• Set problem
Write out every record in full, exactly as written, please.

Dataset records
= = = = =
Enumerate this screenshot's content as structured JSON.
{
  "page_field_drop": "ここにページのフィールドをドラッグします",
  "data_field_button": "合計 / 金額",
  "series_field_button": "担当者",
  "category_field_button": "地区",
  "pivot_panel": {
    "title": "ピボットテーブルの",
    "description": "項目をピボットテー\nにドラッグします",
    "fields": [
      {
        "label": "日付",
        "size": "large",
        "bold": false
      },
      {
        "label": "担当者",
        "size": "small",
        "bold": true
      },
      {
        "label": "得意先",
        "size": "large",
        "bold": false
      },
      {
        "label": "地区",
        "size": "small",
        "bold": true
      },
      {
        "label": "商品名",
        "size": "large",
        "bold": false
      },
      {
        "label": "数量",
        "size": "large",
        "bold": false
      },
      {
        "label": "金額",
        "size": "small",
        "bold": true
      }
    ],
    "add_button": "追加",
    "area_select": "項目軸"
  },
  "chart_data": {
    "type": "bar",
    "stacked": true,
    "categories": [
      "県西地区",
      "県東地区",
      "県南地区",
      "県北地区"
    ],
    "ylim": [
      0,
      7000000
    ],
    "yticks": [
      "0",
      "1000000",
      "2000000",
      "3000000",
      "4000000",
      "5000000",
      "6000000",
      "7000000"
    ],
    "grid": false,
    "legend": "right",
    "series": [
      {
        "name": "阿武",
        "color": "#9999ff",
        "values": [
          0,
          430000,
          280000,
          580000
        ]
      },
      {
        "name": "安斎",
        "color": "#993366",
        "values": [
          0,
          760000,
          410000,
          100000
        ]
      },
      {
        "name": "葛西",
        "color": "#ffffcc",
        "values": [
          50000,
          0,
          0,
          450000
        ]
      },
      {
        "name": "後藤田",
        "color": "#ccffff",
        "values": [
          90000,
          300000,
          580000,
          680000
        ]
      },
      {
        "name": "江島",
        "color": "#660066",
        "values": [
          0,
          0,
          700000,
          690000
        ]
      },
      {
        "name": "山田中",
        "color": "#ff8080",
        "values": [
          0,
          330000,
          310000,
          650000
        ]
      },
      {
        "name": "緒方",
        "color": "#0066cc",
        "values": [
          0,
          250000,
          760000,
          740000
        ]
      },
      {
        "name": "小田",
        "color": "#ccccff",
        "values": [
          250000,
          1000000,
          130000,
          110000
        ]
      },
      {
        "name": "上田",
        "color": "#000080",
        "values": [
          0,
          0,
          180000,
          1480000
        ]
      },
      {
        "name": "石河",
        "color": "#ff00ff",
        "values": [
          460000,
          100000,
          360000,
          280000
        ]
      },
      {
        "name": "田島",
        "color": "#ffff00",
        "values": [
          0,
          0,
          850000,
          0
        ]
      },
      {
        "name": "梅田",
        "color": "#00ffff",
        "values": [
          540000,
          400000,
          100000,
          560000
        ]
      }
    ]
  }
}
= = = = =
• Finished task
Enumerate this screenshot's content as structured JSON.
{
  "page_field_drop": "ここにページのフィールドをドラッグします",
  "data_field_button": "合計 / 金額",
  "series_field_button": "担当者",
  "category_field_button": "地区",
  "pivot_panel": {
    "title": "ピボットテーブルの",
    "description": "項目をピボットテー\nにドラッグします",
    "fields": [
      {
        "label": "日付",
        "size": "large",
        "bold": false
      },
      {
        "label": "担当者",
        "size": "small",
        "bold": true
      },
      {
        "label": "得意先",
        "size": "large",
        "bold": false
      },
      {
        "label": "地区",
        "size": "small",
        "bold": true
      },
      {
        "label": "商品名",
        "size": "large",
        "bold": false
      },
      {
        "label": "数量",
        "size": "large",
        "bold": false
      },
      {
        "label": "金額",
        "size": "small",
        "bold": true
      }
    ],
    "add_button": "追加",
    "area_select": "項目軸"
  },
  "chart_data": {
    "type": "bar",
    "stacked": true,
    "categories": [
      "県西地区",
      "県東地区",
      "県南地区",
      "県北地区"
    ],
    "ylim": [
      0,
      7000000
    ],
    "yticks": [
      "0",
      "1000000",
      "2000000",
      "3000000",
      "4000000",
      "5000000",
      "6000000",
      "7000000"
    ],
    "grid": false,
    "legend": "right",
    "series": [
      {
        "name": "阿武",
        "color": "#9999ff",
        "values": [
          0,
          430000,
          280000,
          580000
        ]
      },
      {
        "name": "安斎",
        "color": "#993366",
        "values": [
          0,
          760000,
          410000,
          100000
        ]
      },
      {
        "name": "葛西",
        "color": "#ffffcc",
        "values": [
          50000,
          0,
          0,
          450000
        ]
      },
      {
        "name": "後藤田",
        "color": "#ccffff",
        "values": [
          90000,
          300000,
          580000,
          680000
        ]
      },
      {
        "name": "江島",
        "color": "#660066",
        "values": [
          0,
          0,
          700000,
          690000
        ]
      },
      {
        "name": "山田中",
        "color": "#ff8080",
        "values": [
          0,
          330000,
          310000,
          650000
        ]
      },
      {
        "name": "緒方",
        "color": "#0066cc",
        "values": [
          0,
          250000,
          760000,
          740000
        ]
      },
      {
        "name": "小田",
        "color": "#ccccff",
        "values": [
          250000,
          1000000,
          130000,
          110000
        ]
      },
      {
        "name": "上田",
        "color": "#000080",
        "values": [
          0,
          0,
          180000,
          1480000
        ]
      },
      {
        "name": "石河",
        "color": "#ff00ff",
        "values": [
          460000,
          100000,
          360000,
          280000
        ]
      },
      {
        "name": "田島",
        "color": "#ffff00",
        "values": [
          0,
          0,
          850000,
          0
        ]
      },
      {
        "name": "梅田",
        "color": "#00ffff",
        "values": [
          540000,
          400000,
          100000,
          560000
        ]
      }
    ]
  }
}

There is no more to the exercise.